■ Written instruction: Extract the full listing verbatim and drop any pictures from your copy.

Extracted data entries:
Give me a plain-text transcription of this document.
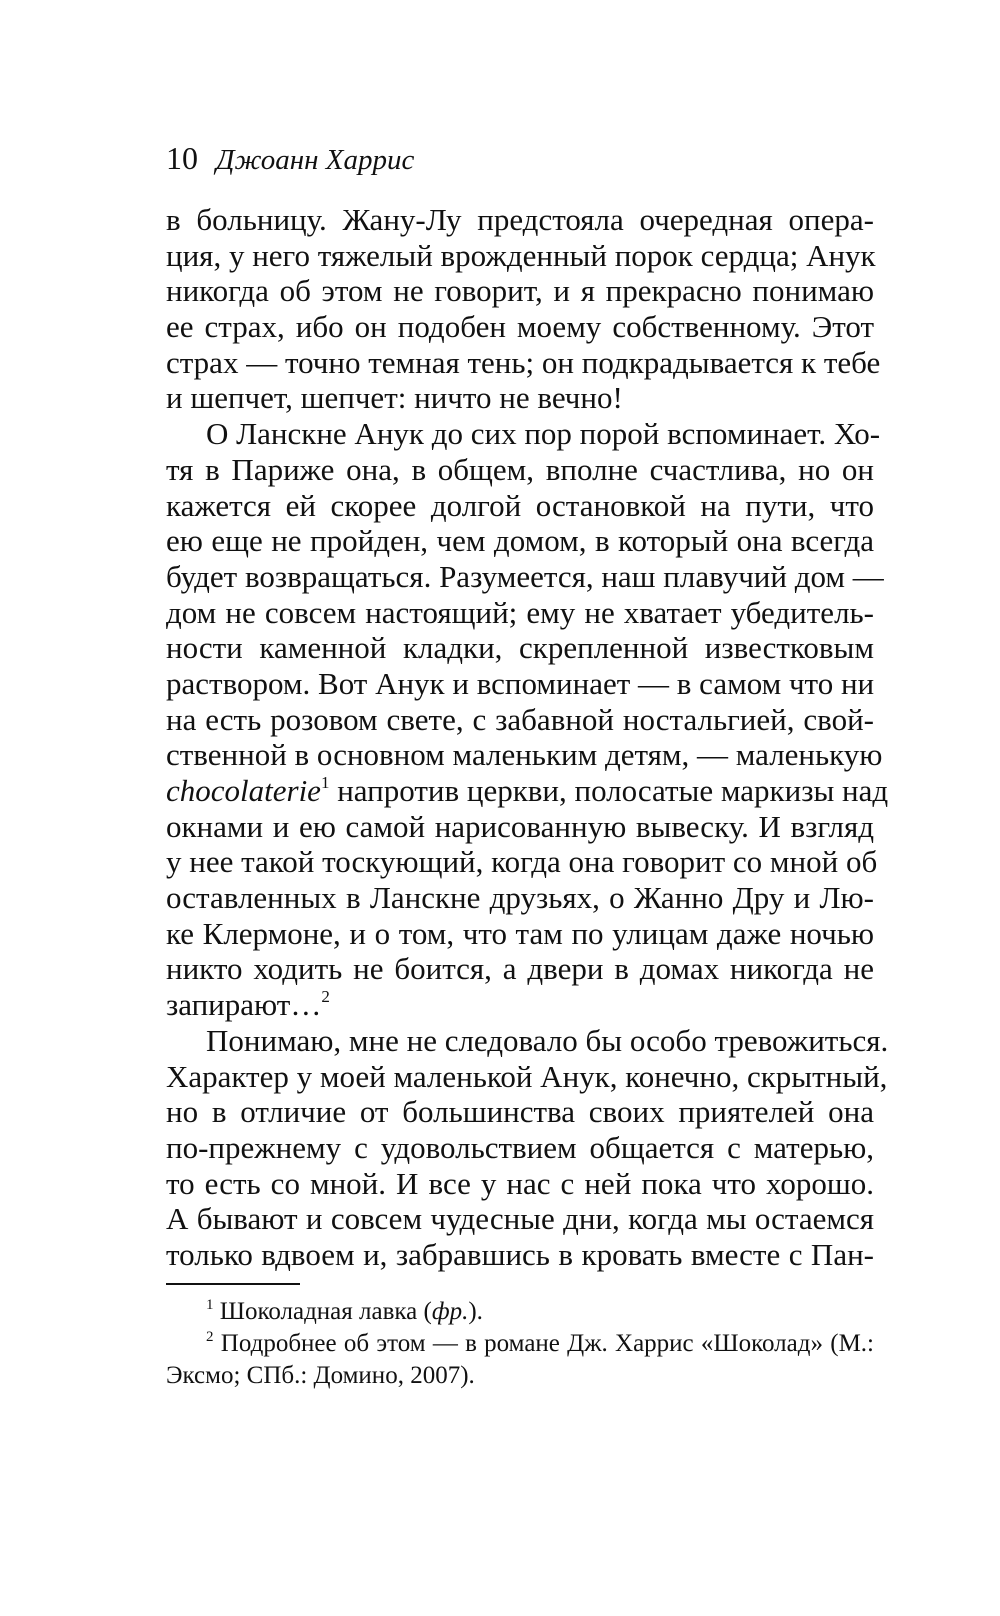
10 Джоанн Харрис
в больницу. Жану-Лу предстояла очередная опера-
ция, у него тяжелый врожденный порок сердца; Анук
никогда об этом не говорит, и я прекрасно понимаю
ее страх, ибо он подобен моему собственному. Этот
страх — точно темная тень; он подкрадывается к тебе
и шепчет, шепчет: ничто не вечно!
О Ланскне Анук до сих пор порой вспоминает. Хо-
тя в Париже она, в общем, вполне счастлива, но он
кажется ей скорее долгой остановкой на пути, что
ею еще не пройден, чем домом, в который она всегда
будет возвращаться. Разумеется, наш плавучий дом —
дом не совсем настоящий; ему не хватает убедитель-
ности каменной кладки, скрепленной известковым
раствором. Вот Анук и вспоминает — в самом что ни
на есть розовом свете, с забавной ностальгией, свой-
ственной в основном маленьким детям, — маленькую
chocolaterie$^1$ напротив церкви, полосатые маркизы над
окнами и ею самой нарисованную вывеску. И взгляд
у нее такой тоскующий, когда она говорит со мной об
оставленных в Ланскне друзьях, о Жанно Дру и Лю-
ке Клермоне, и о том, что там по улицам даже ночью
никто ходить не боится, а двери в домах никогда не
запирают…$^2$
Понимаю, мне не следовало бы особо тревожиться.
Характер у моей маленькой Анук, конечно, скрытный,
но в отличие от большинства своих приятелей она
по-прежнему с удовольствием общается с матерью,
то есть со мной. И все у нас с ней пока что хорошо.
А бывают и совсем чудесные дни, когда мы остаемся
только вдвоем и, забравшись в кровать вместе с Пан-
$^1$ Шоколадная лавка (фр.).
$^2$ Подробнее об этом — в романе Дж. Харрис «Шоколад» (М.:
Эксмо; СПб.: Домино, 2007).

■ Expected answer:
Give me a plain-text transcription of this document.
10 Джоанн Харрис
в больницу. Жану-Лу предстояла очередная опера-
ция, у него тяжелый врожденный порок сердца; Анук
никогда об этом не говорит, и я прекрасно понимаю
ее страх, ибо он подобен моему собственному. Этот
страх — точно темная тень; он подкрадывается к тебе
и шепчет, шепчет: ничто не вечно!
О Ланскне Анук до сих пор порой вспоминает. Хо-
тя в Париже она, в общем, вполне счастлива, но он
кажется ей скорее долгой остановкой на пути, что
ею еще не пройден, чем домом, в который она всегда
будет возвращаться. Разумеется, наш плавучий дом —
дом не совсем настоящий; ему не хватает убедитель-
ности каменной кладки, скрепленной известковым
раствором. Вот Анук и вспоминает — в самом что ни
на есть розовом свете, с забавной ностальгией, свой-
ственной в основном маленьким детям, — маленькую
chocolaterie$^1$ напротив церкви, полосатые маркизы над
окнами и ею самой нарисованную вывеску. И взгляд
у нее такой тоскующий, когда она говорит со мной об
оставленных в Ланскне друзьях, о Жанно Дру и Лю-
ке Клермоне, и о том, что там по улицам даже ночью
никто ходить не боится, а двери в домах никогда не
запирают…$^2$
Понимаю, мне не следовало бы особо тревожиться.
Характер у моей маленькой Анук, конечно, скрытный,
но в отличие от большинства своих приятелей она
по-прежнему с удовольствием общается с матерью,
то есть со мной. И все у нас с ней пока что хорошо.
А бывают и совсем чудесные дни, когда мы остаемся
только вдвоем и, забравшись в кровать вместе с Пан-
$^1$ Шоколадная лавка (фр.).
$^2$ Подробнее об этом — в романе Дж. Харрис «Шоколад» (М.:
Эксмо; СПб.: Домино, 2007).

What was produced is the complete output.